_Problem statement_: Extract the full listing below without altering a single character.

_Input records_:
══════

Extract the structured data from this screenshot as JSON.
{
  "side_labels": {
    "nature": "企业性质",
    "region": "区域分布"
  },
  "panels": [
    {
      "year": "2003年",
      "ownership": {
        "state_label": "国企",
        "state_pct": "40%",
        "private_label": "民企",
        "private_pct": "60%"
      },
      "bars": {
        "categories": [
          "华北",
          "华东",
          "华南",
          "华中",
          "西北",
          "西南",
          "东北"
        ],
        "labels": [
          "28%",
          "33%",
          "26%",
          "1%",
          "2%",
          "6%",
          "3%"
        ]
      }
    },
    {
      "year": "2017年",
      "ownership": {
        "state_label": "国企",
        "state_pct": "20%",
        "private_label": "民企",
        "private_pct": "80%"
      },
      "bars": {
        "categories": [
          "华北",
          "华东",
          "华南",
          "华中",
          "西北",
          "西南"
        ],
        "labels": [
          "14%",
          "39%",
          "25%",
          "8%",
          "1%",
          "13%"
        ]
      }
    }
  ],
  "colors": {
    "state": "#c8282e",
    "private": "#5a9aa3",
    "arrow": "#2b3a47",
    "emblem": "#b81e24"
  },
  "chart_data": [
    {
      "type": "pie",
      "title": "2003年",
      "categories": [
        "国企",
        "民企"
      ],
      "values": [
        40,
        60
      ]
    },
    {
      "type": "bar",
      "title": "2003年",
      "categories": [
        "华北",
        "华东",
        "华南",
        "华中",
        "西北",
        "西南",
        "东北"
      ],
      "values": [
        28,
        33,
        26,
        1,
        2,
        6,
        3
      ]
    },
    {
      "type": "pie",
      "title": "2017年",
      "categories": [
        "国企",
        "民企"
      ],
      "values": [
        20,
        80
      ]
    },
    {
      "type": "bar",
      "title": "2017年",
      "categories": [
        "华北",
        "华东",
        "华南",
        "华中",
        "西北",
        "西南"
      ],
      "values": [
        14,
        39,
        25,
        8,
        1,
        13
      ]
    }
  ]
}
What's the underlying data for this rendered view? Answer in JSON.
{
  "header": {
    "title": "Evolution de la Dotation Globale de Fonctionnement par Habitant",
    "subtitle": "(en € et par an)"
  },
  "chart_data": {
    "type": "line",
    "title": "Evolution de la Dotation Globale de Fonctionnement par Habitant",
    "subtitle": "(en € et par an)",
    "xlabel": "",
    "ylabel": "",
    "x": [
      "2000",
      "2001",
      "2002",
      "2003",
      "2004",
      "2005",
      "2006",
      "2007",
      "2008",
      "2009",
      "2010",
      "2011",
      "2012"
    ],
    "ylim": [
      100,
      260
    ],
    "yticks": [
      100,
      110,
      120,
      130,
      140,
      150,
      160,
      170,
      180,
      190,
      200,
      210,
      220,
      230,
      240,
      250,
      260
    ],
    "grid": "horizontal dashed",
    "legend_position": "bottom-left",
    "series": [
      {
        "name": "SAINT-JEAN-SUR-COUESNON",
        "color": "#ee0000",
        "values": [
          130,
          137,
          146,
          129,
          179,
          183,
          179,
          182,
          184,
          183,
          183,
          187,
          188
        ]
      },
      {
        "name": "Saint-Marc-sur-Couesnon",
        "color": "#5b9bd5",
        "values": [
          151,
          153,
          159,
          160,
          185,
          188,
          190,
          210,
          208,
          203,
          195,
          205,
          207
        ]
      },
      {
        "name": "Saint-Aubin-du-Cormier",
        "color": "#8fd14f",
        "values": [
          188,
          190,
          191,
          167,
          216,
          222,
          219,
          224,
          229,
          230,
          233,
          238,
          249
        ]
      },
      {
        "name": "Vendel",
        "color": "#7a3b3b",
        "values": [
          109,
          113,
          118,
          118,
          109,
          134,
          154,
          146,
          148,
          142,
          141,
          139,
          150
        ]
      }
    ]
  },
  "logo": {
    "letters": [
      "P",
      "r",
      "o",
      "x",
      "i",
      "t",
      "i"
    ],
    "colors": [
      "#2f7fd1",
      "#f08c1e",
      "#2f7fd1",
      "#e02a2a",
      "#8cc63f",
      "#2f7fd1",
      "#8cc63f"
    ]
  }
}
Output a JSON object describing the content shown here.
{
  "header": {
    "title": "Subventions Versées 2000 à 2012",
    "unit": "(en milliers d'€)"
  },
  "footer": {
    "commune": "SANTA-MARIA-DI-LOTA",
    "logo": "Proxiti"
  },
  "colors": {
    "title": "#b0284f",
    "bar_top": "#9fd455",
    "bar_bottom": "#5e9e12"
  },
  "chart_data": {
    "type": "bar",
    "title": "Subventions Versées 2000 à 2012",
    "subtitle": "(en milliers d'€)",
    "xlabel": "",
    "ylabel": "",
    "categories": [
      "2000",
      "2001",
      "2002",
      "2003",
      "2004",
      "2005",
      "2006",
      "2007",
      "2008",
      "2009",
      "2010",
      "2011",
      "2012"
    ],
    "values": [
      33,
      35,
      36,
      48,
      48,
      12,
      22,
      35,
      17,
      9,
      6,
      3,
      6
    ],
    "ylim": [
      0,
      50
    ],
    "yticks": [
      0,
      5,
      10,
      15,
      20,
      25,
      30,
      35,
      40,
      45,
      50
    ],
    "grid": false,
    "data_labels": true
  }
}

══════

_Task answer_:
Extract the structured data from this screenshot as JSON.
{
  "side_labels": {
    "nature": "企业性质",
    "region": "区域分布"
  },
  "panels": [
    {
      "year": "2003年",
      "ownership": {
        "state_label": "国企",
        "state_pct": "40%",
        "private_label": "民企",
        "private_pct": "60%"
      },
      "bars": {
        "categories": [
          "华北",
          "华东",
          "华南",
          "华中",
          "西北",
          "西南",
          "东北"
        ],
        "labels": [
          "28%",
          "33%",
          "26%",
          "1%",
          "2%",
          "6%",
          "3%"
        ]
      }
    },
    {
      "year": "2017年",
      "ownership": {
        "state_label": "国企",
        "state_pct": "20%",
        "private_label": "民企",
        "private_pct": "80%"
      },
      "bars": {
        "categories": [
          "华北",
          "华东",
          "华南",
          "华中",
          "西北",
          "西南"
        ],
        "labels": [
          "14%",
          "39%",
          "25%",
          "8%",
          "1%",
          "13%"
        ]
      }
    }
  ],
  "colors": {
    "state": "#c8282e",
    "private": "#5a9aa3",
    "arrow": "#2b3a47",
    "emblem": "#b81e24"
  },
  "chart_data": [
    {
      "type": "pie",
      "title": "2003年",
      "categories": [
        "国企",
        "民企"
      ],
      "values": [
        40,
        60
      ]
    },
    {
      "type": "bar",
      "title": "2003年",
      "categories": [
        "华北",
        "华东",
        "华南",
        "华中",
        "西北",
        "西南",
        "东北"
      ],
      "values": [
        28,
        33,
        26,
        1,
        2,
        6,
        3
      ]
    },
    {
      "type": "pie",
      "title": "2017年",
      "categories": [
        "国企",
        "民企"
      ],
      "values": [
        20,
        80
      ]
    },
    {
      "type": "bar",
      "title": "2017年",
      "categories": [
        "华北",
        "华东",
        "华南",
        "华中",
        "西北",
        "西南"
      ],
      "values": [
        14,
        39,
        25,
        8,
        1,
        13
      ]
    }
  ]
}
What's the underlying data for this rendered view? Answer in JSON.
{
  "header": {
    "title": "Evolution de la Dotation Globale de Fonctionnement par Habitant",
    "subtitle": "(en € et par an)"
  },
  "chart_data": {
    "type": "line",
    "title": "Evolution de la Dotation Globale de Fonctionnement par Habitant",
    "subtitle": "(en € et par an)",
    "xlabel": "",
    "ylabel": "",
    "x": [
      "2000",
      "2001",
      "2002",
      "2003",
      "2004",
      "2005",
      "2006",
      "2007",
      "2008",
      "2009",
      "2010",
      "2011",
      "2012"
    ],
    "ylim": [
      100,
      260
    ],
    "yticks": [
      100,
      110,
      120,
      130,
      140,
      150,
      160,
      170,
      180,
      190,
      200,
      210,
      220,
      230,
      240,
      250,
      260
    ],
    "grid": "horizontal dashed",
    "legend_position": "bottom-left",
    "series": [
      {
        "name": "SAINT-JEAN-SUR-COUESNON",
        "color": "#ee0000",
        "values": [
          130,
          137,
          146,
          129,
          179,
          183,
          179,
          182,
          184,
          183,
          183,
          187,
          188
        ]
      },
      {
        "name": "Saint-Marc-sur-Couesnon",
        "color": "#5b9bd5",
        "values": [
          151,
          153,
          159,
          160,
          185,
          188,
          190,
          210,
          208,
          203,
          195,
          205,
          207
        ]
      },
      {
        "name": "Saint-Aubin-du-Cormier",
        "color": "#8fd14f",
        "values": [
          188,
          190,
          191,
          167,
          216,
          222,
          219,
          224,
          229,
          230,
          233,
          238,
          249
        ]
      },
      {
        "name": "Vendel",
        "color": "#7a3b3b",
        "values": [
          109,
          113,
          118,
          118,
          109,
          134,
          154,
          146,
          148,
          142,
          141,
          139,
          150
        ]
      }
    ]
  },
  "logo": {
    "letters": [
      "P",
      "r",
      "o",
      "x",
      "i",
      "t",
      "i"
    ],
    "colors": [
      "#2f7fd1",
      "#f08c1e",
      "#2f7fd1",
      "#e02a2a",
      "#8cc63f",
      "#2f7fd1",
      "#8cc63f"
    ]
  }
}
Output a JSON object describing the content shown here.
{
  "header": {
    "title": "Subventions Versées 2000 à 2012",
    "unit": "(en milliers d'€)"
  },
  "footer": {
    "commune": "SANTA-MARIA-DI-LOTA",
    "logo": "Proxiti"
  },
  "colors": {
    "title": "#b0284f",
    "bar_top": "#9fd455",
    "bar_bottom": "#5e9e12"
  },
  "chart_data": {
    "type": "bar",
    "title": "Subventions Versées 2000 à 2012",
    "subtitle": "(en milliers d'€)",
    "xlabel": "",
    "ylabel": "",
    "categories": [
      "2000",
      "2001",
      "2002",
      "2003",
      "2004",
      "2005",
      "2006",
      "2007",
      "2008",
      "2009",
      "2010",
      "2011",
      "2012"
    ],
    "values": [
      33,
      35,
      36,
      48,
      48,
      12,
      22,
      35,
      17,
      9,
      6,
      3,
      6
    ],
    "ylim": [
      0,
      50
    ],
    "yticks": [
      0,
      5,
      10,
      15,
      20,
      25,
      30,
      35,
      40,
      45,
      50
    ],
    "grid": false,
    "data_labels": true
  }
}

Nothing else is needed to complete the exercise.